Il a insisté que le sauvetage de Wall Street ne mettrait pas fin à la crise financière parce qu’elle tire son origine du déclin de la suprématie économique dont les Etats-Unis bénéficient depuis la fin de la Seconde Guerre mondiale et des contradictions du système capitaliste, dans lequel la production n’est pas basée sur les besoins sociaux, mais sur la maximisation du profit personnel. Dans les dernières décennies, plusieurs emplois du secteur industriel américain ont été détruits et la richesse personnelle est devenue de plus en plus dissociée du processus réel de la création de valeur par la classe ouvrière.
White a ensuite abordé avec plus de détails la crise historique de l’impérialisme américain, expliquant que le militarisme croissant de Washington était une tentative de contrecarrer la diminution de sa puissance économique et visait à contrer les rivaux européens et asiatiques des Etats-Unis. L’élection d’Obama ne changera rien à cet état de fait fondamental. Depuis la fin des primaires, Obama a clairement énoncé que sous sa présidence, l’armée américaine ne sera pas rapatriée, mais plutôt redirigée vers d’autres lieux, les troupes retirées d’Irak devant être déployées en Afghanistan.
L’histoire de la Grande Dépression des années 1930 montre que la classe ouvrière internationale ne peut répondre aux dangers du fascisme et de la guerre que par une action politique indépendante par le développement d’une alternative socialiste. Pour les Etats-Unis, cela signifie qu’il faut rompre avec le Parti démocrate.
« Les grandes banques doivent être soumises au contrôle démocratique de la classe ouvrière, qui est la créatrice des immenses richesses de la société actuelle », a dit White. Seule la classe ouvrière peut rationnellement allouer les ressources nécessaires au développement de l’infrastructure économique et social et financer un vaste programme de travaux publics pour que tous aient un emploi et pour l’élargissement du système de santé et de l’éducation.
Le grand problème actuel est qu’il n’existe pas un parti de masse luttant pour un gouvernement ouvrier qui se consacrerait à l’implémentation d’un programme socialiste. Le Parti de l’égalité socialiste aux Etats-Unis et ses partis frères de par le monde déploient leur énergie précisément à la construction d’un tel parti, a dit White.

+++

> **Exercices à réaliser**:
a. Quels pays l'extrait sur la crise financière nomme-t-il ?
b. Recopiez, dans l'extrait sur la crise financière, le passage qui s'ouvre sur les mots contenant « Il a insisté » et se ferme sur « la classe ouvrière. ».
c. Poursuivez l'extrait sur la crise financière à la suite de sa dernière phrase.

[Quelques données]
+++

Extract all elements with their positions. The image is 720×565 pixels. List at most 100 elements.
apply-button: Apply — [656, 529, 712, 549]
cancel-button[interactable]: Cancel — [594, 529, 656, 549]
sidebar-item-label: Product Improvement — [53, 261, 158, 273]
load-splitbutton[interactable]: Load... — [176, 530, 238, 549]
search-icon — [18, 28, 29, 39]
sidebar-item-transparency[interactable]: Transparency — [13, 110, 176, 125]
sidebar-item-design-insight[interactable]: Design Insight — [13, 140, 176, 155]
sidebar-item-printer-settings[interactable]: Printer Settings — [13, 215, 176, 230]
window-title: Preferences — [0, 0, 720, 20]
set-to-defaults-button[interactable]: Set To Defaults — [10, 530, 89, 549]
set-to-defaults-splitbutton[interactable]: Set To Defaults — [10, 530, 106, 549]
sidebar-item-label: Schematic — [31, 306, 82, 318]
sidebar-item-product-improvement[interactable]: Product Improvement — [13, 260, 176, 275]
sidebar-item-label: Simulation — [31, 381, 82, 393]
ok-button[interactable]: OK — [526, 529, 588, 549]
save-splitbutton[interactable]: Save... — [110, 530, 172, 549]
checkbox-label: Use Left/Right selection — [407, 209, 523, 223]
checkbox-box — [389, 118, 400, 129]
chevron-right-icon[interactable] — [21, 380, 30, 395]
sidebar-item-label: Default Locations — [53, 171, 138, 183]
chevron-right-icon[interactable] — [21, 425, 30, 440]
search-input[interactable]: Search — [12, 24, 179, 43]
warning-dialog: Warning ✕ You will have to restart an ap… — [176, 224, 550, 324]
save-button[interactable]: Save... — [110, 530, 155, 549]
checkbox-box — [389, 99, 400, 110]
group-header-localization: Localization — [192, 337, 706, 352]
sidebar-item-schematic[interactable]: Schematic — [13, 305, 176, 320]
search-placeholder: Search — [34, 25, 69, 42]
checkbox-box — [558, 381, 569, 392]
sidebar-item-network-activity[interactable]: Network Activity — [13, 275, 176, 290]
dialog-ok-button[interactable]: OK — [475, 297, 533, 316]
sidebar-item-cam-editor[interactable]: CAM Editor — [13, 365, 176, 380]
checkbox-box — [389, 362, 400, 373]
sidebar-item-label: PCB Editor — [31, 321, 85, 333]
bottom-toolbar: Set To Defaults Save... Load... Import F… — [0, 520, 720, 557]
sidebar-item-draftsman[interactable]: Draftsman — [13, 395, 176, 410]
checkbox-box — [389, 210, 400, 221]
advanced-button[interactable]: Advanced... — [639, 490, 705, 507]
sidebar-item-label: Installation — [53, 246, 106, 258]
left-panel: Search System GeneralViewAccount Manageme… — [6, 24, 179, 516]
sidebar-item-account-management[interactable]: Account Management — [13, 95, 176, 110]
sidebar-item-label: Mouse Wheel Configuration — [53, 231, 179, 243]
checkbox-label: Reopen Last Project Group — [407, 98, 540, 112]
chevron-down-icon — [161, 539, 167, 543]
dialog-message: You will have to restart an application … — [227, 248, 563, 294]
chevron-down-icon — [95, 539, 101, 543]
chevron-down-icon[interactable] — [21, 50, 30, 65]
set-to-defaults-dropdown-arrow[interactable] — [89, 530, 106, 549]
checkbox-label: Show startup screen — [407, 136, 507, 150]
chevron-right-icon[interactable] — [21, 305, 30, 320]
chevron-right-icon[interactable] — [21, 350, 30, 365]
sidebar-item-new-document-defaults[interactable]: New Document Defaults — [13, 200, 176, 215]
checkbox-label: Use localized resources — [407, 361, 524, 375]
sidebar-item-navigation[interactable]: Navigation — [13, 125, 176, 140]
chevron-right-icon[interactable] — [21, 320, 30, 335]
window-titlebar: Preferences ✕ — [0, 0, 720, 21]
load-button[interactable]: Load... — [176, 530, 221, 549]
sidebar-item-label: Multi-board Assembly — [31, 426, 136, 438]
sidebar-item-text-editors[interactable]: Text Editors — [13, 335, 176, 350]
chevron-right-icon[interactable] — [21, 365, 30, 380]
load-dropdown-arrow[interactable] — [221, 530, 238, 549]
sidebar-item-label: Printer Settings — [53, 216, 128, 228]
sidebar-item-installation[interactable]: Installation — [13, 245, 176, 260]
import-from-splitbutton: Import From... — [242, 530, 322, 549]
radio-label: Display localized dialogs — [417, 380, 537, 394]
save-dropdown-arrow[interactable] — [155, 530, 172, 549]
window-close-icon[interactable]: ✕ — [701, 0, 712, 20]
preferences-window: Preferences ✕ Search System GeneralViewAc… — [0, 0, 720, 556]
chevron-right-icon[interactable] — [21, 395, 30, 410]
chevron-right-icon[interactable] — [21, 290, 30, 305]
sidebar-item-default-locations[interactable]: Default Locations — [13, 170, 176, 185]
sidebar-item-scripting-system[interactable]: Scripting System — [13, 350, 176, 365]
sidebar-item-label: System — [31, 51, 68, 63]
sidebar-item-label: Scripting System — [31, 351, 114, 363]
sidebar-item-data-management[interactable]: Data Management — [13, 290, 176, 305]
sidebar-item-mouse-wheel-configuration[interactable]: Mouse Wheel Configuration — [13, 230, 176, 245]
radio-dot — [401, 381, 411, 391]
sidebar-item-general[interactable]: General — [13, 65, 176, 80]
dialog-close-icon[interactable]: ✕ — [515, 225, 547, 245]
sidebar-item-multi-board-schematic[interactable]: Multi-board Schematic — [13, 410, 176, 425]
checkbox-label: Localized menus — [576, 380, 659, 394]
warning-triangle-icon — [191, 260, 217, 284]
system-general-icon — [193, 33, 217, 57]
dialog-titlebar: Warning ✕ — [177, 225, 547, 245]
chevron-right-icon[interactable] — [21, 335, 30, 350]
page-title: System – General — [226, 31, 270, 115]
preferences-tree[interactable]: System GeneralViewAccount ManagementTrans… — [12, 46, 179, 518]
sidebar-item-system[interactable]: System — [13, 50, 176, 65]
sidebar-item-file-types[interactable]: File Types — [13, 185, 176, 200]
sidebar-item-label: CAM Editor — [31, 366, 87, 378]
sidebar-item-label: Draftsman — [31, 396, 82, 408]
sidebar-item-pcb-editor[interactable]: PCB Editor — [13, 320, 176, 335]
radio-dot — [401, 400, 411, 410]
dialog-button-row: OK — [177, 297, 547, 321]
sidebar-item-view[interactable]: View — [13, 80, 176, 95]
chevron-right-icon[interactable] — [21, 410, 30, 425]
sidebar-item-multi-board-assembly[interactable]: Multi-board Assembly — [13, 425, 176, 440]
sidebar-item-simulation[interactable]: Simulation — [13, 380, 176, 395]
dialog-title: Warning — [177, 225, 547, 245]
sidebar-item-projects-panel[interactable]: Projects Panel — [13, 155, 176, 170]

+++

> **Résultats dans l'ordre**:
a. Les Etats-Unis, l'Irak et l'Afghanistan.

b.
Il a insisté que le sauvetage de Wall Street ne mettrait pas fin à la crise financière parce qu’elle tire son origine du déclin de la suprématie économique dont les Etats-Unis bénéficient depuis la fin de la Seconde Guerre mondiale et des contradictions du système capitaliste, dans lequel la production n’est pas basée sur les besoins sociaux, mais sur la maximisation du profit personnel. Dans les dernières décennies, plusieurs emplois du secteur industriel américain ont été détruits et la richesse personnelle est devenue de plus en plus dissociée du processus réel de la création de valeur par la classe ouvrière.

c.
Une discussion animée portant sur plusieurs sujets entre les membres de l’audience, White et Jones a suivi le discours de ces derniers. Un étudiant a demandé si la crise de la domination économique mondiale des Etats-Unis se résoudrait par l’hégémonie d’un bloc composé de la Chine et du Japon. White a répondu qu’aucune puissance impérialiste n’avait abandonné sa position de façon pacifique, faisant référence aux deux guerres mondiales du siècle précédent. Les autres questions ont porté sur divers sujets allant de la nature des régimes sud-américains de Chavez, Lula et Moreno à la possibilité de surmonter l’héritage amer des trahisons sociales-démocrates et staliniennes.
Les contradictions fondamentales du capitalisme
Van Auken a débuté ses remarques à la réunion de Montréal en expliquant pourquoi il se trouvait à Montréal six jours avant l’élection. Il a dit que la campagne du PES n’avait pas pour but principal d’obtenir des votes, mais plutôt de défendre clairement les intérêts indépendants de la classe ouvrière internationale. « Les élections américaines, a-t-il dit, sont un événement international. Ce que les Etats-Unis font a un immense impact dans le monde entier. »
Van Auken a expliqué que les « les événements tumultueux survenus dans les marchés financiers mondiaux durant les dernières semaines… vont avoir beaucoup plus d’influence sur les politiques de la prochaine administration que tout sentiment exprimé par les électeurs en novembre ».
Il a établi que la source de l’effondrement financier actuel se trouvait dans la structure même du capitalisme mondial. « Au cœur de cette crise se trouvent deux contradictions fondamentales auxquelles est en proie le système capitaliste mondial.
« La première est le conflit entre le caractère social de la production de la richesse et son appropriation privée par capitalistes de la finance et de l’industrie.
« La seconde est le conflit entre l’intégration mondiale de la production et la division du monde en Etats-nations capitalistes rivaux. »
Van Auken a ensuite abordé les détails de l’impact dévastateur qu’a la crise financière et bancaire sur les travailleurs ordinaires alors que son impact se fait de plus en plus sentir sur la soi-disant économie réelle. Il a cité en exemple le « véritable carnage » en préparation dans l’industrie automobile. « Chrysler a déjà annoncé la suppression de 5000 postes de cols blancs en prévision d’une fusion avec General Motors, une entente qui entraînerait la perte de dizaines de milliers d’autres emplois » a-t-il dit.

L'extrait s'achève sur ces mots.